WRITTEN EXERCISE ▸
Print the listing below exactly.

EXERCISE DATA ▸

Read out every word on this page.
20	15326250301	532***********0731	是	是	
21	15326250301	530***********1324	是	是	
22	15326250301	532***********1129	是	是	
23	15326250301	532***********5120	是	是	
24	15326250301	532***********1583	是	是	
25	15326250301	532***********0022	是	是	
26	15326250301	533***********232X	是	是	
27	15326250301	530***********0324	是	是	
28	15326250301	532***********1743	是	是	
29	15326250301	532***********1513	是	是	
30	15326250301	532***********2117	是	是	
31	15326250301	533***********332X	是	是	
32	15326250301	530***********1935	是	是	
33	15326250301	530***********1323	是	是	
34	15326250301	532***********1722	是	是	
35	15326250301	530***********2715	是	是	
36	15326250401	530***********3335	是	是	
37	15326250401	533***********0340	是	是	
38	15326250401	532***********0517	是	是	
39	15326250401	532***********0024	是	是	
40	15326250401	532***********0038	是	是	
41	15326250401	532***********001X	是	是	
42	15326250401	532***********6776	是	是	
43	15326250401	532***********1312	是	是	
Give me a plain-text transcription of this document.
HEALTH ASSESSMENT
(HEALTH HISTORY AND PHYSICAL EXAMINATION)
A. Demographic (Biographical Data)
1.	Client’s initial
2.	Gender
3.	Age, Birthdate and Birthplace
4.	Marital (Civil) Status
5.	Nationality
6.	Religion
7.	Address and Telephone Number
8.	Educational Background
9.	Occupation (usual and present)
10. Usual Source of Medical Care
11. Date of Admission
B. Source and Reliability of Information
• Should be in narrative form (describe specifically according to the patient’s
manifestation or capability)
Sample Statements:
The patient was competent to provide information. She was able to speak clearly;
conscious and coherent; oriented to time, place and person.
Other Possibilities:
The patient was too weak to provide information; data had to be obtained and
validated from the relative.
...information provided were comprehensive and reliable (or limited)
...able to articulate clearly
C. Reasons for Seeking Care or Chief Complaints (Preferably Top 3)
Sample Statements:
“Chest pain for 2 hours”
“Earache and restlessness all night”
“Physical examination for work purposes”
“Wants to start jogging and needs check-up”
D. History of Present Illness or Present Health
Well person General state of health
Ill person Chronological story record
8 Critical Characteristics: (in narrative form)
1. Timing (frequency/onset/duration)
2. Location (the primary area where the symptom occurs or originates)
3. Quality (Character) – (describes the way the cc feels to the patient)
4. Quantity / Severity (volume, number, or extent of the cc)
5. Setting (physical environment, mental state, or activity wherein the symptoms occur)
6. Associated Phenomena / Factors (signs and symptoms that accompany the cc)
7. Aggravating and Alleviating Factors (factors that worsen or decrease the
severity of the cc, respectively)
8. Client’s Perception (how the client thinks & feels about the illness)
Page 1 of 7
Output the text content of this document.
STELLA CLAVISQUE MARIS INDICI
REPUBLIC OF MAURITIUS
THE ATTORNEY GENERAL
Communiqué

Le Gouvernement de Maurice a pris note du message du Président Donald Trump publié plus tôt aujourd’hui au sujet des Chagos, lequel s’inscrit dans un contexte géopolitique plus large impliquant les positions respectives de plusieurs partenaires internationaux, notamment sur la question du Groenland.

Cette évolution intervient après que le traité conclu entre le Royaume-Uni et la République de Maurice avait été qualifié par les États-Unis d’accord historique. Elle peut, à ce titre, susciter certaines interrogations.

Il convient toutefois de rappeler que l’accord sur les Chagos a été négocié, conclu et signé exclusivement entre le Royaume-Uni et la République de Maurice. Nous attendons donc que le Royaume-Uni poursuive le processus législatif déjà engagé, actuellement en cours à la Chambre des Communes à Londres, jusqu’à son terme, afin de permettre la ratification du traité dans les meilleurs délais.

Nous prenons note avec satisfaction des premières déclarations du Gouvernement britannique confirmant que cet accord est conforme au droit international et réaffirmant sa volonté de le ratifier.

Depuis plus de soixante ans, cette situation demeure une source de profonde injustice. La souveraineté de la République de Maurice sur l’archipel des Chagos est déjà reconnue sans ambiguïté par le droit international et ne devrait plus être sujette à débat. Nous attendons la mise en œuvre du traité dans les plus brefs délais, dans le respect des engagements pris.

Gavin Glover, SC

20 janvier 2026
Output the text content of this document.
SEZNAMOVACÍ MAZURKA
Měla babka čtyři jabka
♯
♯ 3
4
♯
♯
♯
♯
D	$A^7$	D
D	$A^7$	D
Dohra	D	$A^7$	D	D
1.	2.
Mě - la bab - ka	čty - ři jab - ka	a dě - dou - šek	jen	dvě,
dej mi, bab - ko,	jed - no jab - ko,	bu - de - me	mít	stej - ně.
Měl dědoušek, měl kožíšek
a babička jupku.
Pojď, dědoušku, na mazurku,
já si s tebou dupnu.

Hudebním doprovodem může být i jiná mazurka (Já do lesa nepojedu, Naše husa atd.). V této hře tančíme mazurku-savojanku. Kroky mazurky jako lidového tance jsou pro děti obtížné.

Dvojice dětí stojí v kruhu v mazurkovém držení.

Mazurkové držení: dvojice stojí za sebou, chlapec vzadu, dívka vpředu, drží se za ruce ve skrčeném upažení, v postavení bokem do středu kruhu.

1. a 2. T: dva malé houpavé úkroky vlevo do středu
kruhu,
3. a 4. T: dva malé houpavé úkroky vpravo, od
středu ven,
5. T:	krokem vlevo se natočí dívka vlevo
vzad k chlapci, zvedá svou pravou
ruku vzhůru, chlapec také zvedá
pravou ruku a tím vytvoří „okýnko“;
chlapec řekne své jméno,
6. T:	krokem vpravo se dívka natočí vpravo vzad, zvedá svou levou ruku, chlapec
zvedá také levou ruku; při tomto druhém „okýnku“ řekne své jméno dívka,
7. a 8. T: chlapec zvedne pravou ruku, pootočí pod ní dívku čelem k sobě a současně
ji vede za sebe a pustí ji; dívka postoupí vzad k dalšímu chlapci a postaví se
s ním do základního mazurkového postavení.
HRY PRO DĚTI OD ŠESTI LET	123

SOLVED EXERCISE ▸
Read out every word on this page.
20	15326250301	532***********0731	是	是	
21	15326250301	530***********1324	是	是	
22	15326250301	532***********1129	是	是	
23	15326250301	532***********5120	是	是	
24	15326250301	532***********1583	是	是	
25	15326250301	532***********0022	是	是	
26	15326250301	533***********232X	是	是	
27	15326250301	530***********0324	是	是	
28	15326250301	532***********1743	是	是	
29	15326250301	532***********1513	是	是	
30	15326250301	532***********2117	是	是	
31	15326250301	533***********332X	是	是	
32	15326250301	530***********1935	是	是	
33	15326250301	530***********1323	是	是	
34	15326250301	532***********1722	是	是	
35	15326250301	530***********2715	是	是	
36	15326250401	530***********3335	是	是	
37	15326250401	533***********0340	是	是	
38	15326250401	532***********0517	是	是	
39	15326250401	532***********0024	是	是	
40	15326250401	532***********0038	是	是	
41	15326250401	532***********001X	是	是	
42	15326250401	532***********6776	是	是	
43	15326250401	532***********1312	是	是	
Give me a plain-text transcription of this document.
HEALTH ASSESSMENT
(HEALTH HISTORY AND PHYSICAL EXAMINATION)
A. Demographic (Biographical Data)
1.	Client’s initial
2.	Gender
3.	Age, Birthdate and Birthplace
4.	Marital (Civil) Status
5.	Nationality
6.	Religion
7.	Address and Telephone Number
8.	Educational Background
9.	Occupation (usual and present)
10. Usual Source of Medical Care
11. Date of Admission
B. Source and Reliability of Information
• Should be in narrative form (describe specifically according to the patient’s
manifestation or capability)
Sample Statements:
The patient was competent to provide information. She was able to speak clearly;
conscious and coherent; oriented to time, place and person.
Other Possibilities:
The patient was too weak to provide information; data had to be obtained and
validated from the relative.
...information provided were comprehensive and reliable (or limited)
...able to articulate clearly
C. Reasons for Seeking Care or Chief Complaints (Preferably Top 3)
Sample Statements:
“Chest pain for 2 hours”
“Earache and restlessness all night”
“Physical examination for work purposes”
“Wants to start jogging and needs check-up”
D. History of Present Illness or Present Health
Well person General state of health
Ill person Chronological story record
8 Critical Characteristics: (in narrative form)
1. Timing (frequency/onset/duration)
2. Location (the primary area where the symptom occurs or originates)
3. Quality (Character) – (describes the way the cc feels to the patient)
4. Quantity / Severity (volume, number, or extent of the cc)
5. Setting (physical environment, mental state, or activity wherein the symptoms occur)
6. Associated Phenomena / Factors (signs and symptoms that accompany the cc)
7. Aggravating and Alleviating Factors (factors that worsen or decrease the
severity of the cc, respectively)
8. Client’s Perception (how the client thinks & feels about the illness)
Page 1 of 7
Output the text content of this document.
STELLA CLAVISQUE MARIS INDICI
REPUBLIC OF MAURITIUS
THE ATTORNEY GENERAL
Communiqué

Le Gouvernement de Maurice a pris note du message du Président Donald Trump publié plus tôt aujourd’hui au sujet des Chagos, lequel s’inscrit dans un contexte géopolitique plus large impliquant les positions respectives de plusieurs partenaires internationaux, notamment sur la question du Groenland.

Cette évolution intervient après que le traité conclu entre le Royaume-Uni et la République de Maurice avait été qualifié par les États-Unis d’accord historique. Elle peut, à ce titre, susciter certaines interrogations.

Il convient toutefois de rappeler que l’accord sur les Chagos a été négocié, conclu et signé exclusivement entre le Royaume-Uni et la République de Maurice. Nous attendons donc que le Royaume-Uni poursuive le processus législatif déjà engagé, actuellement en cours à la Chambre des Communes à Londres, jusqu’à son terme, afin de permettre la ratification du traité dans les meilleurs délais.

Nous prenons note avec satisfaction des premières déclarations du Gouvernement britannique confirmant que cet accord est conforme au droit international et réaffirmant sa volonté de le ratifier.

Depuis plus de soixante ans, cette situation demeure une source de profonde injustice. La souveraineté de la République de Maurice sur l’archipel des Chagos est déjà reconnue sans ambiguïté par le droit international et ne devrait plus être sujette à débat. Nous attendons la mise en œuvre du traité dans les plus brefs délais, dans le respect des engagements pris.

Gavin Glover, SC

20 janvier 2026
Output the text content of this document.
SEZNAMOVACÍ MAZURKA
Měla babka čtyři jabka
♯
♯ 3
4
♯
♯
♯
♯
D	$A^7$	D
D	$A^7$	D
Dohra	D	$A^7$	D	D
1.	2.
Mě - la bab - ka	čty - ři jab - ka	a dě - dou - šek	jen	dvě,
dej mi, bab - ko,	jed - no jab - ko,	bu - de - me	mít	stej - ně.
Měl dědoušek, měl kožíšek
a babička jupku.
Pojď, dědoušku, na mazurku,
já si s tebou dupnu.

Hudebním doprovodem může být i jiná mazurka (Já do lesa nepojedu, Naše husa atd.). V této hře tančíme mazurku-savojanku. Kroky mazurky jako lidového tance jsou pro děti obtížné.

Dvojice dětí stojí v kruhu v mazurkovém držení.

Mazurkové držení: dvojice stojí za sebou, chlapec vzadu, dívka vpředu, drží se za ruce ve skrčeném upažení, v postavení bokem do středu kruhu.

1. a 2. T: dva malé houpavé úkroky vlevo do středu
kruhu,
3. a 4. T: dva malé houpavé úkroky vpravo, od
středu ven,
5. T:	krokem vlevo se natočí dívka vlevo
vzad k chlapci, zvedá svou pravou
ruku vzhůru, chlapec také zvedá
pravou ruku a tím vytvoří „okýnko“;
chlapec řekne své jméno,
6. T:	krokem vpravo se dívka natočí vpravo vzad, zvedá svou levou ruku, chlapec
zvedá také levou ruku; při tomto druhém „okýnku“ řekne své jméno dívka,
7. a 8. T: chlapec zvedne pravou ruku, pootočí pod ní dívku čelem k sobě a současně
ji vede za sebe a pustí ji; dívka postoupí vzad k dalšímu chlapci a postaví se
s ním do základního mazurkového postavení.
HRY PRO DĚTI OD ŠESTI LET	123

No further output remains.